§ **Task**
Pull out every line below containing the word "WinBuzzer".

§ **Records for this exercise**
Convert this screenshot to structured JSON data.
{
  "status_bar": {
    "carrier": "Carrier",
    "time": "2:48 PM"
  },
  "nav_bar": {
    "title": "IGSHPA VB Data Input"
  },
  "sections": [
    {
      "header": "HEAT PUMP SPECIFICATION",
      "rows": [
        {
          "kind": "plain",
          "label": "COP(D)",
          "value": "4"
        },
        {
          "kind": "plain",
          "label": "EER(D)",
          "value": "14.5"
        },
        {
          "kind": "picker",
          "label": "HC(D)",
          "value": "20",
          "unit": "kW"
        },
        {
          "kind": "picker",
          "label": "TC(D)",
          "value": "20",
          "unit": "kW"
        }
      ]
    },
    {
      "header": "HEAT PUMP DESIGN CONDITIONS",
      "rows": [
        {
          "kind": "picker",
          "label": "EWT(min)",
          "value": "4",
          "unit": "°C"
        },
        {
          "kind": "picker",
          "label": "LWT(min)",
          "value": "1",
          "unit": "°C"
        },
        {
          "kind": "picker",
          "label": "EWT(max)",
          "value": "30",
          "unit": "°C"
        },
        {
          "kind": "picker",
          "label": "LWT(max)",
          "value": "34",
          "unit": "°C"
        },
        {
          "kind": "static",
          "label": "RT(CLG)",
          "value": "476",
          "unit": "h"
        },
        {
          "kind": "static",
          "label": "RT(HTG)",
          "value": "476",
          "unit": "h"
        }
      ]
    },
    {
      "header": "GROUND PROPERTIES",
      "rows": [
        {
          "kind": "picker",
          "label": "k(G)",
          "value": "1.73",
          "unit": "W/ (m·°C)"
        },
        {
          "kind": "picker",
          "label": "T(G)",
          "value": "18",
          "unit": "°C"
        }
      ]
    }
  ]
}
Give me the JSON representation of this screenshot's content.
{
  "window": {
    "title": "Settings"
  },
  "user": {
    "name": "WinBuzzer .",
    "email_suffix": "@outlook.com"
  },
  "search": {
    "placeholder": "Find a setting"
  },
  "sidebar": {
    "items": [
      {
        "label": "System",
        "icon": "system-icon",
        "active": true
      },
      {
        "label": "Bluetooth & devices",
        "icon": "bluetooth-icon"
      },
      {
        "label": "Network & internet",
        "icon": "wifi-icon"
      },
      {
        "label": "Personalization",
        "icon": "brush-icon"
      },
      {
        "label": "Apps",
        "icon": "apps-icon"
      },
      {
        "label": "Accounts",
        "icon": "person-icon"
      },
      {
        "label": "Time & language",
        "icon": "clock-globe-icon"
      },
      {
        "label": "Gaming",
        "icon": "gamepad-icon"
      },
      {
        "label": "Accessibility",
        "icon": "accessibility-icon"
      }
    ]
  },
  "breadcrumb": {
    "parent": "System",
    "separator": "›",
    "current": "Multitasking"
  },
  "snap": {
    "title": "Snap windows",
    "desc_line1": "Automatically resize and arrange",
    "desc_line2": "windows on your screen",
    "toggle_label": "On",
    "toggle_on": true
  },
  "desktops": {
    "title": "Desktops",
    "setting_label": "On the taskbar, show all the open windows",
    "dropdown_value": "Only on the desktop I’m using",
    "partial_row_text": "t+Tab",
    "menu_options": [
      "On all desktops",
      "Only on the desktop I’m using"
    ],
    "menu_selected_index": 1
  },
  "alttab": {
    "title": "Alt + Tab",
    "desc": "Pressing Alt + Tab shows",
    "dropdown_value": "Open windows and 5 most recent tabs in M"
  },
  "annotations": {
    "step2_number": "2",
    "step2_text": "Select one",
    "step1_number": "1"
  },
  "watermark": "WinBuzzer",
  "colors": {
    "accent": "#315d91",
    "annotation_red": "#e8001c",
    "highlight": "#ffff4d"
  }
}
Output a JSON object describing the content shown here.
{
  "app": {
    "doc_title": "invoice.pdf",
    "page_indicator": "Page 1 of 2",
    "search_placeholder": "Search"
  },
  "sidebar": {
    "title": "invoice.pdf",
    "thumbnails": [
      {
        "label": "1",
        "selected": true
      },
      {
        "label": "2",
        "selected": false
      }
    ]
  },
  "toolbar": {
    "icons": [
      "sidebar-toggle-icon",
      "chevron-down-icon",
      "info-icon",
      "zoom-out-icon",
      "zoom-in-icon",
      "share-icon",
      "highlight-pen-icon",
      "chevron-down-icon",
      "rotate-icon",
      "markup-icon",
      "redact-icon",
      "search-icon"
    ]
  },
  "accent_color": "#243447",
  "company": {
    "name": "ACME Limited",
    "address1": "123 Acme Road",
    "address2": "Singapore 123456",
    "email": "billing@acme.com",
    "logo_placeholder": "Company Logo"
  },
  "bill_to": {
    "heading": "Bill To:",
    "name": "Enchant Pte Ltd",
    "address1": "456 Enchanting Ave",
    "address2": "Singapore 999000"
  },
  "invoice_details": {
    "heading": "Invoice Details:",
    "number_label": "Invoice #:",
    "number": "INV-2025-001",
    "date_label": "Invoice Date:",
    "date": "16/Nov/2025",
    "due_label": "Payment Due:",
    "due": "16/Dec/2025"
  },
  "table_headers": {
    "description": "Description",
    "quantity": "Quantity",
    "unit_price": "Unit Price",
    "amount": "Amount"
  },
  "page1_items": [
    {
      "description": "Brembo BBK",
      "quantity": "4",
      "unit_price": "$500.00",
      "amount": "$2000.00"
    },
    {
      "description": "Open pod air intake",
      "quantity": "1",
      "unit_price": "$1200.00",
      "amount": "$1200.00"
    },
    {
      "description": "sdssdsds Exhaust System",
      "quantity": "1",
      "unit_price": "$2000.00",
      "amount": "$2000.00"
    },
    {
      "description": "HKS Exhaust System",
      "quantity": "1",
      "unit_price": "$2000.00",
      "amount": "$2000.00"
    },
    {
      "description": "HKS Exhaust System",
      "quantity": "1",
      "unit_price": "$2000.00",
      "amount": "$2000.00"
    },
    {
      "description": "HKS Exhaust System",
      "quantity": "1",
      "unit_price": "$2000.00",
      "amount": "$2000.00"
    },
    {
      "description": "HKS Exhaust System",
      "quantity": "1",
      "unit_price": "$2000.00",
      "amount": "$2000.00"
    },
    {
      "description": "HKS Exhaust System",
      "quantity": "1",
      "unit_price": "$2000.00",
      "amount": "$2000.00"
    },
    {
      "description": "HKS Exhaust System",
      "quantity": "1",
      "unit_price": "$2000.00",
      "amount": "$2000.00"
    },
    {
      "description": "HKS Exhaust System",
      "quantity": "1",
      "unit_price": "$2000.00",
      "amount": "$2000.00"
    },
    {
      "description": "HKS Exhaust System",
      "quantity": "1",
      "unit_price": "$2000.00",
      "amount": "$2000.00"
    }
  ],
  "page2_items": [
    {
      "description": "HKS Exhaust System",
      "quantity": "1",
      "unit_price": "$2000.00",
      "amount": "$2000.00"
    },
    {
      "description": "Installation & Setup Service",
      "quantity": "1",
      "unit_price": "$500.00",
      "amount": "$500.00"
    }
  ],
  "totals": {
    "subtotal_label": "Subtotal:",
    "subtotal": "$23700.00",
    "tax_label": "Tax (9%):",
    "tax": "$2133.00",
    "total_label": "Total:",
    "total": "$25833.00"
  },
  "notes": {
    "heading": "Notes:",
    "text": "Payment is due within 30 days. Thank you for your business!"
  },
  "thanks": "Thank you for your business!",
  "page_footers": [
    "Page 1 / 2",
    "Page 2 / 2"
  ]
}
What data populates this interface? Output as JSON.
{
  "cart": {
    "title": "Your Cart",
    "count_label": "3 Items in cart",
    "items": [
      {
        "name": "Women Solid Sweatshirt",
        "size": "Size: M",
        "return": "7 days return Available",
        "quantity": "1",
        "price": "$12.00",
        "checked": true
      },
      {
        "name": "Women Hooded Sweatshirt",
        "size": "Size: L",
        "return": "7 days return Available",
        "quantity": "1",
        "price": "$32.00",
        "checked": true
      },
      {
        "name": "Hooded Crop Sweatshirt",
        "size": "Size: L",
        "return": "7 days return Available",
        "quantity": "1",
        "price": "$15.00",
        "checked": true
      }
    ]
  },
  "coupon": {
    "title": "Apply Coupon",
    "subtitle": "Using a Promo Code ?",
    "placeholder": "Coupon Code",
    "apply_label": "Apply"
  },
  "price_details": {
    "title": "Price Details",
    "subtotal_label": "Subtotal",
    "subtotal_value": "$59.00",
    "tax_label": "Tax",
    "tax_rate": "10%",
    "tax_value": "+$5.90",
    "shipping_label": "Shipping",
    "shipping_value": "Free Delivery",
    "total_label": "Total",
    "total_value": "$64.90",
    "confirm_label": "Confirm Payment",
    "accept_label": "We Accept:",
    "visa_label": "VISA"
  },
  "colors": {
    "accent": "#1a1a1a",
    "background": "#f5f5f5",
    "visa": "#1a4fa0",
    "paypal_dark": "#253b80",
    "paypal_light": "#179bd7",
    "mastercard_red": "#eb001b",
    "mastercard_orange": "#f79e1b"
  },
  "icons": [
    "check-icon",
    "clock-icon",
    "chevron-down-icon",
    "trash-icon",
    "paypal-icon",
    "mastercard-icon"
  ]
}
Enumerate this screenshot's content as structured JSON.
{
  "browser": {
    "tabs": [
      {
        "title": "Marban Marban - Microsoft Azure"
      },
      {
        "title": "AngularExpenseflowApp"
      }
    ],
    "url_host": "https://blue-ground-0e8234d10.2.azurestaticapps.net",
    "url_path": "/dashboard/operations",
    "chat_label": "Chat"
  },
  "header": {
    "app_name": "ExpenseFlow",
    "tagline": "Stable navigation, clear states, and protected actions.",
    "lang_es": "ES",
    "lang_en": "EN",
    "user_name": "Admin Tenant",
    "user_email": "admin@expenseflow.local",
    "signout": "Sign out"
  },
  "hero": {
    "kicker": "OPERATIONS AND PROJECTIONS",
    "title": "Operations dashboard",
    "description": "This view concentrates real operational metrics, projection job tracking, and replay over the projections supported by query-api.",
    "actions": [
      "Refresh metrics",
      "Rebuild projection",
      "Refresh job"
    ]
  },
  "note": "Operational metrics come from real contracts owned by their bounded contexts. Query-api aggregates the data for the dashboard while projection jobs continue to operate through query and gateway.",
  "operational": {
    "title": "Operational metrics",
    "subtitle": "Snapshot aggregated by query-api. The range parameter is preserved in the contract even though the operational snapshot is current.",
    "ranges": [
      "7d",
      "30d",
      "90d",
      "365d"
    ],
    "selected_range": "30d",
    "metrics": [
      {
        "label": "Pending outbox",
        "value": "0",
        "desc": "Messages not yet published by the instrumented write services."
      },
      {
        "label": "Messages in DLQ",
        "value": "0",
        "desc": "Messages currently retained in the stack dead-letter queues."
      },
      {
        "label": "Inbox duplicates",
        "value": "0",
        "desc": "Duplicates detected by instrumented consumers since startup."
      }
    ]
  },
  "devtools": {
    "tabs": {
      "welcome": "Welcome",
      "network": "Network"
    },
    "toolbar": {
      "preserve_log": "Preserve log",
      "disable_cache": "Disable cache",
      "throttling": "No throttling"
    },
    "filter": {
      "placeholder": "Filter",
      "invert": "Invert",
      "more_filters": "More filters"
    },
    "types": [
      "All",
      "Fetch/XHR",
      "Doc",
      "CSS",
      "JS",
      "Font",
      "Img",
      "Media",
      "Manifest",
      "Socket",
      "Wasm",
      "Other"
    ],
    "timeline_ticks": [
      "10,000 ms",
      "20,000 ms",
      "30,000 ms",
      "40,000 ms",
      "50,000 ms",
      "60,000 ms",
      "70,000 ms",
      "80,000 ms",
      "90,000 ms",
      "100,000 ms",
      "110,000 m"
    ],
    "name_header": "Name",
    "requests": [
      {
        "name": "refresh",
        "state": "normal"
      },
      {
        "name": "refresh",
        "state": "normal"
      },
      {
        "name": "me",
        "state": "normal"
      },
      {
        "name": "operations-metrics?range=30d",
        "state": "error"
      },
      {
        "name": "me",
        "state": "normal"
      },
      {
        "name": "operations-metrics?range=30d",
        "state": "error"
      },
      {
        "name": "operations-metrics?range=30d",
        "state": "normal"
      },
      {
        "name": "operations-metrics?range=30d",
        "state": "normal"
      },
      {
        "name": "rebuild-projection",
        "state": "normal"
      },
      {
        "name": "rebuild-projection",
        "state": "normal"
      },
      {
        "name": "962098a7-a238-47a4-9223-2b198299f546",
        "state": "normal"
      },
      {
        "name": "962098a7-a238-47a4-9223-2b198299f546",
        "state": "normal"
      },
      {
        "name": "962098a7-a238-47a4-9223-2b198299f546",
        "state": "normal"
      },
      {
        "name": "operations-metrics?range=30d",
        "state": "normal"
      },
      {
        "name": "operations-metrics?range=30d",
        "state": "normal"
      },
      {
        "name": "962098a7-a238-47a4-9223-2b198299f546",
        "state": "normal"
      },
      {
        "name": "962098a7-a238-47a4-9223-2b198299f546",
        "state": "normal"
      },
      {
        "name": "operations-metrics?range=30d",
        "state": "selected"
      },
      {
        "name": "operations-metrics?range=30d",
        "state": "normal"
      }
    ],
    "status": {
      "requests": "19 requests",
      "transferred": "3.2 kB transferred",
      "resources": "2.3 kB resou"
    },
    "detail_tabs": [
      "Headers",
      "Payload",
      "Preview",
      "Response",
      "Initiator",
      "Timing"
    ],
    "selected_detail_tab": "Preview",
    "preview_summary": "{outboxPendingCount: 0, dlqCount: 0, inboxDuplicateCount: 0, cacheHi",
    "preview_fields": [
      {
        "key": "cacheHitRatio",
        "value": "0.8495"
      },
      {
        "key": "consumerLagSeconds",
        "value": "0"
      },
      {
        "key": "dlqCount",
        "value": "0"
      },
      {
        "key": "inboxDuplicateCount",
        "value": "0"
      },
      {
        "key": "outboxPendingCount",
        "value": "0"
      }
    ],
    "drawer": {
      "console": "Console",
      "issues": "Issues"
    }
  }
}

§ **Expected answer**
    "name": "WinBuzzer .",
  "watermark": "WinBuzzer",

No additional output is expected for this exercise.